Extracted data entries:
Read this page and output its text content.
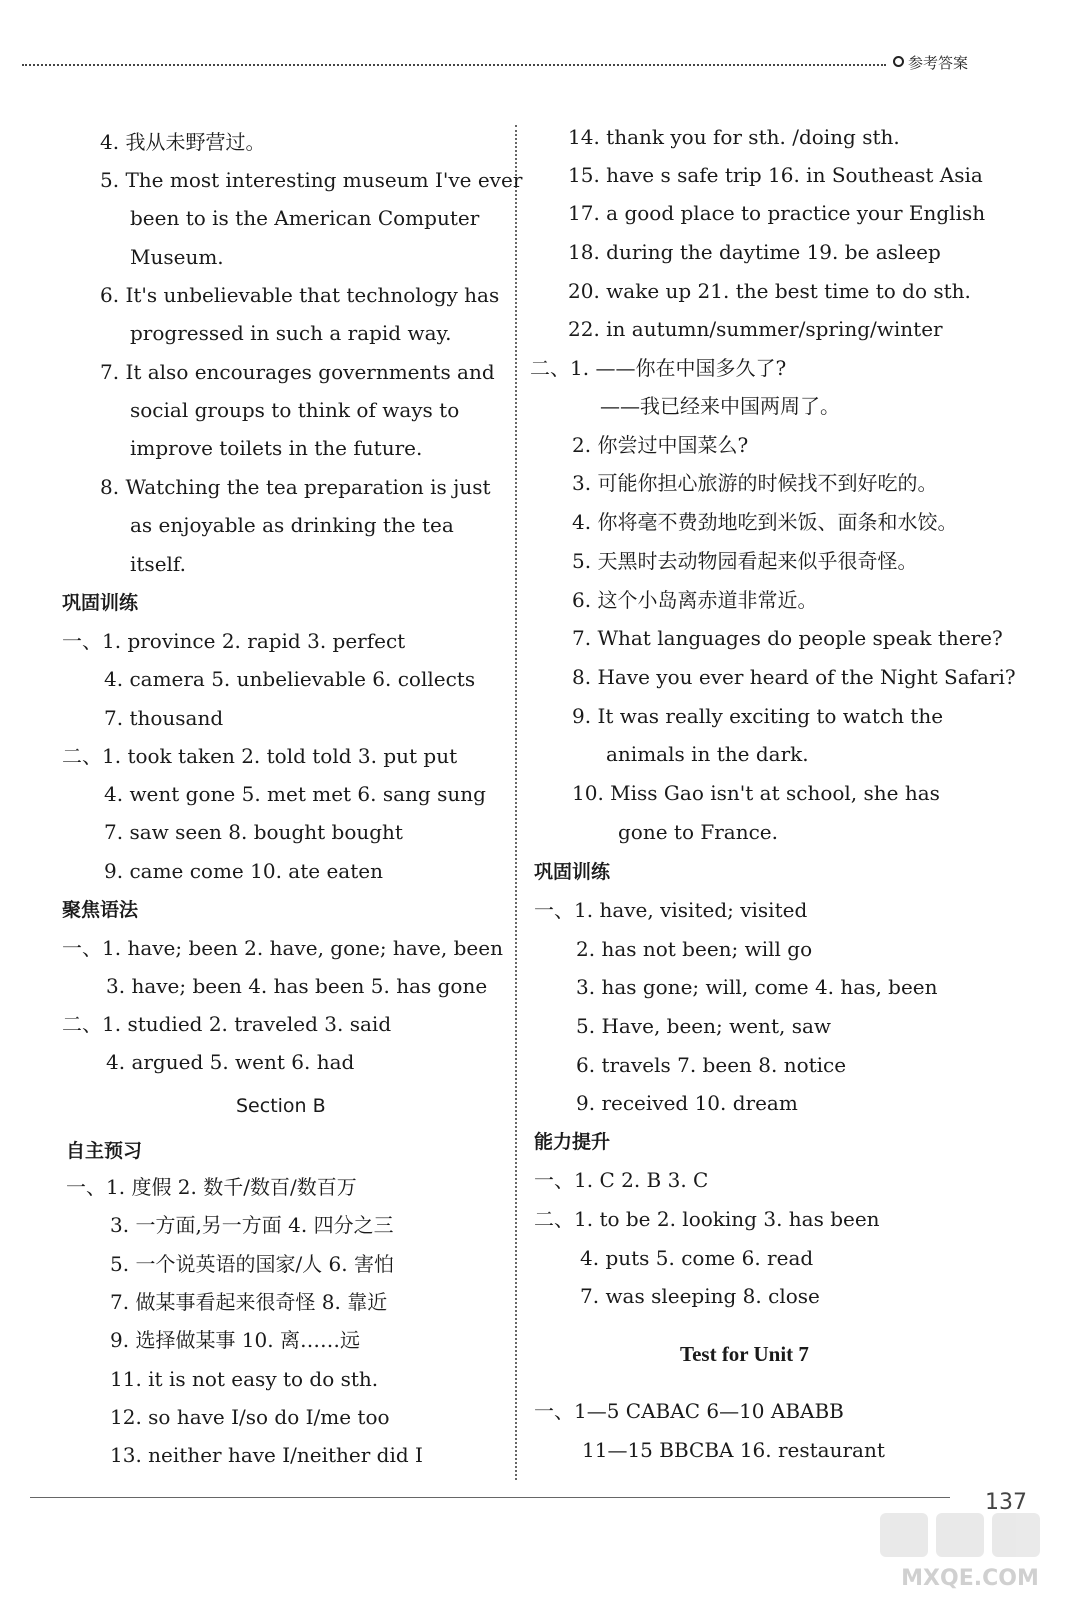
参考答案
4. 我从未野营过。
5. The most interesting museum I've ever
been to is the American Computer
Museum.
6. It's unbelievable that technology has
progressed in such a rapid way.
7. It also encourages governments and
social groups to think of ways to
improve toilets in the future.
8. Watching the tea preparation is just
as enjoyable as drinking the tea
itself.
巩固训练
一、1. province 2. rapid 3. perfect
4. camera 5. unbelievable 6. collects
7. thousand
二、1. took taken 2. told told 3. put put
4. went gone 5. met met 6. sang sung
7. saw seen 8. bought bought
9. came come 10. ate eaten
聚焦语法
一、1. have; been 2. have, gone; have, been
3. have; been 4. has been 5. has gone
二、1. studied 2. traveled 3. said
4. argued 5. went 6. had
Section B
自主预习
一、1. 度假 2. 数千/数百/数百万
3. 一方面,另一方面 4. 四分之三
5. 一个说英语的国家/人 6. 害怕
7. 做某事看起来很奇怪 8. 靠近
9. 选择做某事 10. 离……远
11. it is not easy to do sth.
12. so have I/so do I/me too
13. neither have I/neither did I
14. thank you for sth. /doing sth.
15. have s safe trip 16. in Southeast Asia
17. a good place to practice your English
18. during the daytime 19. be asleep
20. wake up 21. the best time to do sth.
22. in autumn/summer/spring/winter
二、1. ——你在中国多久了?
——我已经来中国两周了。
2. 你尝过中国菜么?
3. 可能你担心旅游的时候找不到好吃的。
4. 你将毫不费劲地吃到米饭、面条和水饺。
5. 天黑时去动物园看起来似乎很奇怪。
6. 这个小岛离赤道非常近。
7. What languages do people speak there?
8. Have you ever heard of the Night Safari?
9. It was really exciting to watch the
animals in the dark.
10. Miss Gao isn't at school, she has
gone to France.
巩固训练
一、1. have, visited; visited
2. has not been; will go
3. has gone; will, come 4. has, been
5. Have, been; went, saw
6. travels 7. been 8. notice
9. received 10. dream
能力提升
一、1. C 2. B 3. C
二、1. to be 2. looking 3. has been
4. puts 5. come 6. read
7. was sleeping 8. close
Test for Unit 7
一、1—5 CABAC 6—10 ABABB
11—15 BBCBA 16. restaurant
137
MXQE.COM
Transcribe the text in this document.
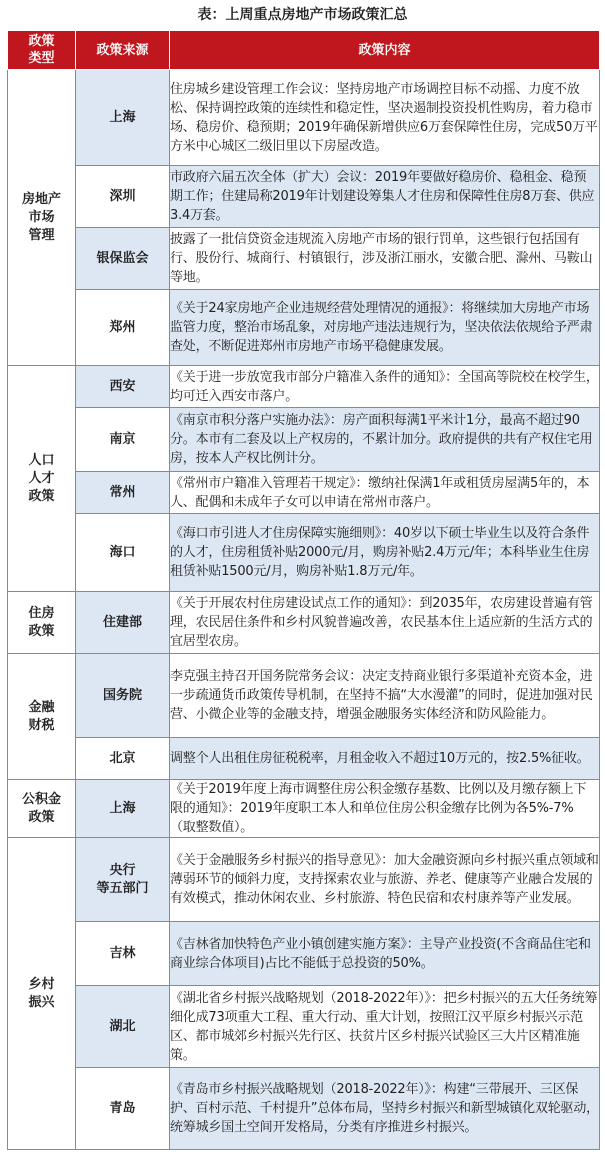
表：上周重点房地产市场政策汇总
政策
类型	政策来源	政策内容
房地产
市场
管理	上海	住房城乡建设管理工作会议：坚持房地产市场调控目标不动摇、力度不放松、保持调控政策的连续性和稳定性，坚决遏制投资投机性购房，着力稳市场、稳房价、稳预期；2019年确保新增供应6万套保障性住房，完成50万平方米中心城区二级旧里以下房屋改造。
	深圳	市政府六届五次全体（扩大）会议：2019年要做好稳房价、稳租金、稳预期工作；住建局称2019年计划建设筹集人才住房和保障性住房8万套、供应3.4万套。
	银保监会	披露了一批信贷资金违规流入房地产市场的银行罚单，这些银行包括国有行、股份行、城商行、村镇银行，涉及浙江丽水，安徽合肥、滁州、马鞍山等地。
	郑州	《关于24家房地产企业违规经营处理情况的通报》：将继续加大房地产市场监管力度，整治市场乱象，对房地产违法违规行为，坚决依法依规给予严肃查处，不断促进郑州市房地产市场平稳健康发展。
人口
人才
政策	西安	《关于进一步放宽我市部分户籍准入条件的通知》：全国高等院校在校学生，均可迁入西安市落户。
	南京	《南京市积分落户实施办法》：房产面积每满1平米计1分，最高不超过90分。本市有二套及以上产权房的，不累计加分。政府提供的共有产权住宅用房，按本人产权比例计分。
	常州	《常州市户籍准入管理若干规定》：缴纳社保满1年或租赁房屋满5年的，本人、配偶和未成年子女可以申请在常州市落户。
	海口	《海口市引进人才住房保障实施细则》：40岁以下硕士毕业生以及符合条件的人才，住房租赁补贴2000元/月，购房补贴2.4万元/年；本科毕业生住房租赁补贴1500元/月，购房补贴1.8万元/年。
住房
政策	住建部	《关于开展农村住房建设试点工作的通知》：到2035年，农房建设普遍有管理，农民居住条件和乡村风貌普遍改善，农民基本住上适应新的生活方式的宜居型农房。
金融
财税	国务院	李克强主持召开国务院常务会议：决定支持商业银行多渠道补充资本金，进一步疏通货币政策传导机制，在坚持不搞“大水漫灌”的同时，促进加强对民营、小微企业等的金融支持，增强金融服务实体经济和防风险能力。
	北京	调整个人出租住房征税税率，月租金收入不超过10万元的，按2.5%征收。
公积金
政策	上海	《关于2019年度上海市调整住房公积金缴存基数、比例以及月缴存额上下限的通知》：2019年度职工本人和单位住房公积金缴存比例为各5%-7%（取整数值）。
乡村
振兴	央行
等五部门	《关于金融服务乡村振兴的指导意见》：加大金融资源向乡村振兴重点领域和薄弱环节的倾斜力度，支持探索农业与旅游、养老、健康等产业融合发展的有效模式，推动休闲农业、乡村旅游、特色民宿和农村康养等产业发展。
	吉林	《吉林省加快特色产业小镇创建实施方案》：主导产业投资(不含商品住宅和商业综合体项目)占比不能低于总投资的50%。
	湖北	《湖北省乡村振兴战略规划（2018-2022年）》：把乡村振兴的五大任务统筹细化成73项重大工程、重大行动、重大计划，按照江汉平原乡村振兴示范区、都市城郊乡村振兴先行区、扶贫片区乡村振兴试验区三大片区精准施策。
	青岛	《青岛市乡村振兴战略规划（2018-2022年）》：构建“三带展开、三区保护、百村示范、千村提升”总体布局，坚持乡村振兴和新型城镇化双轮驱动，统筹城乡国土空间开发格局，分类有序推进乡村振兴。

EXERCISE AIM:
Across the data, tally the lines containing "been" and give back the number alone.

OUTPUT OF THE EXERCISE:
8